* _Set exercise_
Retype the material in full, keeping every word the same.

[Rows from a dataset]
=======
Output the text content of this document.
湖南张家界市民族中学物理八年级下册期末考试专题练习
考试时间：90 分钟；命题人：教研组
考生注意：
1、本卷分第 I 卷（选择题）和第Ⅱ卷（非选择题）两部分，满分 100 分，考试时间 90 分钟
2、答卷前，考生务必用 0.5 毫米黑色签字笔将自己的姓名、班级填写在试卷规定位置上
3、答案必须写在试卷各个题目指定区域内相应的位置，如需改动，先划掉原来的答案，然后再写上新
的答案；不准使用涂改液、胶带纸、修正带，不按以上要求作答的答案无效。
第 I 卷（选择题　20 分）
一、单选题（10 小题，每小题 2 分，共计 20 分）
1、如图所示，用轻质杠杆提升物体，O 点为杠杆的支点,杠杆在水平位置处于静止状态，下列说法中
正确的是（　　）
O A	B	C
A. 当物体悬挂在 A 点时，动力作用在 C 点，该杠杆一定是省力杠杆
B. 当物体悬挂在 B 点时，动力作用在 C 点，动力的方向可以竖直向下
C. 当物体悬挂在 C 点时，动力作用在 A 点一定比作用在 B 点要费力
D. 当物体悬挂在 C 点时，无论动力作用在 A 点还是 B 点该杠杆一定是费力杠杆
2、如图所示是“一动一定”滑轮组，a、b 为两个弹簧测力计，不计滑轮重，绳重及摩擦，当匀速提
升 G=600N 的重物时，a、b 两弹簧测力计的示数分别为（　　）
=======
* _Written solution_
Output the text content of this document.
湖南张家界市民族中学物理八年级下册期末考试专题练习
考试时间：90 分钟；命题人：教研组
考生注意：
1、本卷分第 I 卷（选择题）和第Ⅱ卷（非选择题）两部分，满分 100 分，考试时间 90 分钟
2、答卷前，考生务必用 0.5 毫米黑色签字笔将自己的姓名、班级填写在试卷规定位置上
3、答案必须写在试卷各个题目指定区域内相应的位置，如需改动，先划掉原来的答案，然后再写上新
的答案；不准使用涂改液、胶带纸、修正带，不按以上要求作答的答案无效。
第 I 卷（选择题　20 分）
一、单选题（10 小题，每小题 2 分，共计 20 分）
1、如图所示，用轻质杠杆提升物体，O 点为杠杆的支点,杠杆在水平位置处于静止状态，下列说法中
正确的是（　　）
O A	B	C
A. 当物体悬挂在 A 点时，动力作用在 C 点，该杠杆一定是省力杠杆
B. 当物体悬挂在 B 点时，动力作用在 C 点，动力的方向可以竖直向下
C. 当物体悬挂在 C 点时，动力作用在 A 点一定比作用在 B 点要费力
D. 当物体悬挂在 C 点时，无论动力作用在 A 点还是 B 点该杠杆一定是费力杠杆
2、如图所示是“一动一定”滑轮组，a、b 为两个弹簧测力计，不计滑轮重，绳重及摩擦，当匀速提
升 G=600N 的重物时，a、b 两弹簧测力计的示数分别为（　　）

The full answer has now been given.